**Job**
Reproduce each line from the records that holds "made".

**Information provided**
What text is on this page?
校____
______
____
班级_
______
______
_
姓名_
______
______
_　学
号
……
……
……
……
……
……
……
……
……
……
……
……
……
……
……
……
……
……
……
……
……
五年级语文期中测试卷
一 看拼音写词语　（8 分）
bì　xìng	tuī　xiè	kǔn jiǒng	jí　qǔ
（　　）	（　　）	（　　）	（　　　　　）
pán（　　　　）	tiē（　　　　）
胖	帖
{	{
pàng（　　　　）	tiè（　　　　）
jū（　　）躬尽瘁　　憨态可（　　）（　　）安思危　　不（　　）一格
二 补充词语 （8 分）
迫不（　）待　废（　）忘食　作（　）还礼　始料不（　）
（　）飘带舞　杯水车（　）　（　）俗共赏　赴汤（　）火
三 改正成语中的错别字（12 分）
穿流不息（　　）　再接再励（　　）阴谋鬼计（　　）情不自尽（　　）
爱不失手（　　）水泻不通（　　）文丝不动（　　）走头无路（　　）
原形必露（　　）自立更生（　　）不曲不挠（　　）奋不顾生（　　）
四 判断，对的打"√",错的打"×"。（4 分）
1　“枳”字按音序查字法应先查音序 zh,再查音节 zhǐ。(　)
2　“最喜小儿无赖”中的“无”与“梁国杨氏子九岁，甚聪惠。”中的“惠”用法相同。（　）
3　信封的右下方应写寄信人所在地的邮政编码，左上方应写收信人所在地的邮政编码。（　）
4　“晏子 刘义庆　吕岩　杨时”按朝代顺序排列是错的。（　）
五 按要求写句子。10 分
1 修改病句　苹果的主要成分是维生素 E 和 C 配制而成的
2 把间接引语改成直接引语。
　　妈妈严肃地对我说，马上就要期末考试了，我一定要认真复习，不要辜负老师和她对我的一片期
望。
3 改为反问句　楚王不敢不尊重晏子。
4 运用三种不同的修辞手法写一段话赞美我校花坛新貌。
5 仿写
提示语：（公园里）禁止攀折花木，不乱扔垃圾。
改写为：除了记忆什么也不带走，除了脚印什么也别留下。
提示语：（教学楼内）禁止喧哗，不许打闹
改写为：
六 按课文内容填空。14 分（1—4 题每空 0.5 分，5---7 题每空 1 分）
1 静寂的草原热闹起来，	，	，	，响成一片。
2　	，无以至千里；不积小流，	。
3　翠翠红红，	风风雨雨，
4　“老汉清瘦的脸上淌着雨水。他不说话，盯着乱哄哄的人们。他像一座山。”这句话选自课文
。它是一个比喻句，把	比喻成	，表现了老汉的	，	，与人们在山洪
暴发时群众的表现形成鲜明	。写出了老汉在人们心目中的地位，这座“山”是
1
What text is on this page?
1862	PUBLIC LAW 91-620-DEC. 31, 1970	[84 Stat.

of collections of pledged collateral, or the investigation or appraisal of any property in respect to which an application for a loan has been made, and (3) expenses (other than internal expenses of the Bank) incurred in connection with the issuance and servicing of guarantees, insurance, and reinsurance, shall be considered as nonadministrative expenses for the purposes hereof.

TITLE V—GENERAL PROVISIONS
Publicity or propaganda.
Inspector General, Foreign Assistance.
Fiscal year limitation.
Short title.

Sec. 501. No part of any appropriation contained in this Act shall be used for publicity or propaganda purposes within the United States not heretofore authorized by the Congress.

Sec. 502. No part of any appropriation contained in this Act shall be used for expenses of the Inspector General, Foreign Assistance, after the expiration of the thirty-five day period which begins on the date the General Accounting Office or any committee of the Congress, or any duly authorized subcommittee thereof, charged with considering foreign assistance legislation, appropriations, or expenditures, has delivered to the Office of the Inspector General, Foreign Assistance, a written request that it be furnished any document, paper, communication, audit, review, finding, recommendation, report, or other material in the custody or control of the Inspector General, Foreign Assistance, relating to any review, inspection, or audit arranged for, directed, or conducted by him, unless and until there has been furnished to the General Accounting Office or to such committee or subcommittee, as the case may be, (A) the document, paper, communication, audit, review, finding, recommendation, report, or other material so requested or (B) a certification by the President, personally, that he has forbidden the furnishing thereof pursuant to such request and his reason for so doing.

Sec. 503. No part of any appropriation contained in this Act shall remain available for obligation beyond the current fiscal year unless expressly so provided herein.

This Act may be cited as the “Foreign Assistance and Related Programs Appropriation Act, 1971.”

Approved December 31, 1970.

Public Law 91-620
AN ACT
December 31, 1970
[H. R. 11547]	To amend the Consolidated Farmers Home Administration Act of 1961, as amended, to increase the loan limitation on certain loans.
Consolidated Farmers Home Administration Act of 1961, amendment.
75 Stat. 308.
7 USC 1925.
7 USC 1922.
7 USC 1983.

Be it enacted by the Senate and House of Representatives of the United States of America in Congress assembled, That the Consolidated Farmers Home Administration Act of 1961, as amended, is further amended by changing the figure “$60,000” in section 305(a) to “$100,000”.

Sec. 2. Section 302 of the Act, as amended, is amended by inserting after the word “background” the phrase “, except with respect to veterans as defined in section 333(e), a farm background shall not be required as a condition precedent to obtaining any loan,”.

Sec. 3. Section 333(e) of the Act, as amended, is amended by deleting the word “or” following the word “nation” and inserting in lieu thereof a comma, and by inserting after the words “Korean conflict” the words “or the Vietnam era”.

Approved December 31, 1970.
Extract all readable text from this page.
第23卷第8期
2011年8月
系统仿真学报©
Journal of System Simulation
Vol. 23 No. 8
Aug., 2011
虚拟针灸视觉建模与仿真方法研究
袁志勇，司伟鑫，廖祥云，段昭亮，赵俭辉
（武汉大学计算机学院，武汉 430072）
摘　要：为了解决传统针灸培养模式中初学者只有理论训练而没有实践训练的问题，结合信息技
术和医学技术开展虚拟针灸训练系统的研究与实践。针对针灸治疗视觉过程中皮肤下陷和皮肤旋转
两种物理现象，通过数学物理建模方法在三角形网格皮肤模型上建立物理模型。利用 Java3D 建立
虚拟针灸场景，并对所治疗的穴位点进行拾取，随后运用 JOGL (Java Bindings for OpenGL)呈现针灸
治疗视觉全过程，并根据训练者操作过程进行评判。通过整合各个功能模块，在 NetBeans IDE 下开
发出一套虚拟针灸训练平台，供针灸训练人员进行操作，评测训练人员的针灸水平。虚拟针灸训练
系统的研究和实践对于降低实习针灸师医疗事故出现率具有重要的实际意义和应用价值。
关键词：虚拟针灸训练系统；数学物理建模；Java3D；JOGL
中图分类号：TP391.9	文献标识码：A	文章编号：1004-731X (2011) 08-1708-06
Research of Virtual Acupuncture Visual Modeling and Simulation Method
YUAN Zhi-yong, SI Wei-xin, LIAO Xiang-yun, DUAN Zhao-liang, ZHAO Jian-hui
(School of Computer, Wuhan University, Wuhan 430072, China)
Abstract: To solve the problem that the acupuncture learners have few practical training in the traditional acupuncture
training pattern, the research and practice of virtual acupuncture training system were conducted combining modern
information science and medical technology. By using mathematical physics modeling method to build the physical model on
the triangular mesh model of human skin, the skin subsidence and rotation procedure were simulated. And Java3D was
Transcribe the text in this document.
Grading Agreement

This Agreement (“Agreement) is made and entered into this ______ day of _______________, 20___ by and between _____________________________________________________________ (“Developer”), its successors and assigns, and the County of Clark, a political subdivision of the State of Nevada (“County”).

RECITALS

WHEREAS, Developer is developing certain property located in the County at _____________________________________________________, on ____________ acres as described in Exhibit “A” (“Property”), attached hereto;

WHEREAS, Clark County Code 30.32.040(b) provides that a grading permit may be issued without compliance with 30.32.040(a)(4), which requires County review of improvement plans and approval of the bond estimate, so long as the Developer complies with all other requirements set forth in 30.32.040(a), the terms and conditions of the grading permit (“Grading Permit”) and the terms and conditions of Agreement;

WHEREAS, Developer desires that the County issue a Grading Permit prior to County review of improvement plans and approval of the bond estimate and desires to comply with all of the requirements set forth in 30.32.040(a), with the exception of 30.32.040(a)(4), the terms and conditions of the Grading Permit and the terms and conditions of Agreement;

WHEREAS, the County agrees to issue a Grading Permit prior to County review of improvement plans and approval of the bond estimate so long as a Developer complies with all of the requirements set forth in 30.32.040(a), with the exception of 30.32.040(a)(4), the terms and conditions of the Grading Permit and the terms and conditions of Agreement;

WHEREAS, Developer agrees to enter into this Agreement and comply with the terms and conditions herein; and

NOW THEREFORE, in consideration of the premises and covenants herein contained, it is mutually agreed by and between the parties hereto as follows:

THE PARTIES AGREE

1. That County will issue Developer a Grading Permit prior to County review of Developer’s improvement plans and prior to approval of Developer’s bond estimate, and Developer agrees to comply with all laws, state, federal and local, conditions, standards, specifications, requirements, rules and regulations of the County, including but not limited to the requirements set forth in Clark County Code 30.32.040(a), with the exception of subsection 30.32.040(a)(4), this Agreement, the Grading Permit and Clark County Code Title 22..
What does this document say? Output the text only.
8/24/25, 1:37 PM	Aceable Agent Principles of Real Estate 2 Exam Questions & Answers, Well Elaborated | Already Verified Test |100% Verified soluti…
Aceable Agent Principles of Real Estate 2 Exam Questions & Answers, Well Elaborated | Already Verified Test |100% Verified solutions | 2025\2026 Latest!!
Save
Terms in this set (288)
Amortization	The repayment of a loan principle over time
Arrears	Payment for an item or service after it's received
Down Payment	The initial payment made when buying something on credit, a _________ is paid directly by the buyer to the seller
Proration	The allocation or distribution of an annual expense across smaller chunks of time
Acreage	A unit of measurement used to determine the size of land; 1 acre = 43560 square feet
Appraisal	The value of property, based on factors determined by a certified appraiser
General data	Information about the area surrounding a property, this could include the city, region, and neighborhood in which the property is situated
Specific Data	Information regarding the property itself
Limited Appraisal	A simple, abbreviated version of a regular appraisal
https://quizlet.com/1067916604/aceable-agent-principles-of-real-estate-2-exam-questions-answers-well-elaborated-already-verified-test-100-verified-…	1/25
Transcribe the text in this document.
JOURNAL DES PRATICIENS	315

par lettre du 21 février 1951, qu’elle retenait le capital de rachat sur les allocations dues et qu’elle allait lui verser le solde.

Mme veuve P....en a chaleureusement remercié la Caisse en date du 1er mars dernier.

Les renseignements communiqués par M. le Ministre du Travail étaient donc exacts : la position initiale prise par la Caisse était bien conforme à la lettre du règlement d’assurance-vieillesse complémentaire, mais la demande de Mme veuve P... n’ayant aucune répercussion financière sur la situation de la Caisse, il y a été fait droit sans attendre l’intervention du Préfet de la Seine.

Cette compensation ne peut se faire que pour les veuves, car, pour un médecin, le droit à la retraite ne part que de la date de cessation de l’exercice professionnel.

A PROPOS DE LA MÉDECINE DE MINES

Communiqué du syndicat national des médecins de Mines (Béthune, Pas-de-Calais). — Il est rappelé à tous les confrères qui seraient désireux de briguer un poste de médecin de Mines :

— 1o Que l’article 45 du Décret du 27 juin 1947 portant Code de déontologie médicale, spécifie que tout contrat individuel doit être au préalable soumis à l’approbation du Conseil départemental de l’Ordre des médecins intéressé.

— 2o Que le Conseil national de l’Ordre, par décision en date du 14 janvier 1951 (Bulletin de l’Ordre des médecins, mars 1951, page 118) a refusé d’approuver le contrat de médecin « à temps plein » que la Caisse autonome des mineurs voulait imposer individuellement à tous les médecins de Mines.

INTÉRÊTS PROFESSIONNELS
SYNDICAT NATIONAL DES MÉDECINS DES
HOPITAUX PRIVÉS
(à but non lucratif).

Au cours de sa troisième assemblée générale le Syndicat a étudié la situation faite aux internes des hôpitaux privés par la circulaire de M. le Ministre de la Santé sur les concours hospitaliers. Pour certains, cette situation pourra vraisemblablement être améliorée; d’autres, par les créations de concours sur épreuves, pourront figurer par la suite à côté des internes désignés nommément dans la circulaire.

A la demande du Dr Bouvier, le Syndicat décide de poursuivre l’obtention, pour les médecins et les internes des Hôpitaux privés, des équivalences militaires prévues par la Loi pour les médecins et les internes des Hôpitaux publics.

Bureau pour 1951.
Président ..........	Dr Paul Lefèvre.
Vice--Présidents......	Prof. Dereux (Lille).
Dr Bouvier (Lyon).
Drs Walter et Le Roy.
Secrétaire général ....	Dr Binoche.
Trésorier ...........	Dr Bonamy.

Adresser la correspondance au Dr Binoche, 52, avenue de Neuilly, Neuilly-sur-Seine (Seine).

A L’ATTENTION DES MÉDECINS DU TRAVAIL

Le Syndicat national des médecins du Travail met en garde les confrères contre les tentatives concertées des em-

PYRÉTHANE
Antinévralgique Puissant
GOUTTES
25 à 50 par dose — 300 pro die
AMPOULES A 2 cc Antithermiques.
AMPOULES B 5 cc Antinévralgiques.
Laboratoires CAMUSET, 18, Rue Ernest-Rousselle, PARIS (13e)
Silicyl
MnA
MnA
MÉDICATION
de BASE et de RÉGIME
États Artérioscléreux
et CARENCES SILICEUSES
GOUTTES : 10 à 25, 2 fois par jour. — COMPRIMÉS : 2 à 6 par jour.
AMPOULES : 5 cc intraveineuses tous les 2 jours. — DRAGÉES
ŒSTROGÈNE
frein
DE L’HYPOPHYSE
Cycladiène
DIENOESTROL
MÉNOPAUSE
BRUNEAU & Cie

**Written reply**
of collections of pledged collateral, or the investigation or appraisal of any property in respect to which an application for a loan has been made, and (3) expenses (other than internal expenses of the Bank) incurred in connection with the issuance and servicing of guarantees, insurance, and reinsurance, shall be considered as nonadministrative expenses for the purposes hereof.
This Agreement (“Agreement) is made and entered into this ______ day of _______________, 20___ by and between _____________________________________________________________ (“Developer”), its successors and assigns, and the County of Clark, a political subdivision of the State of Nevada (“County”).
Down Payment	The initial payment made when buying something on credit, a _________ is paid directly by the buyer to the seller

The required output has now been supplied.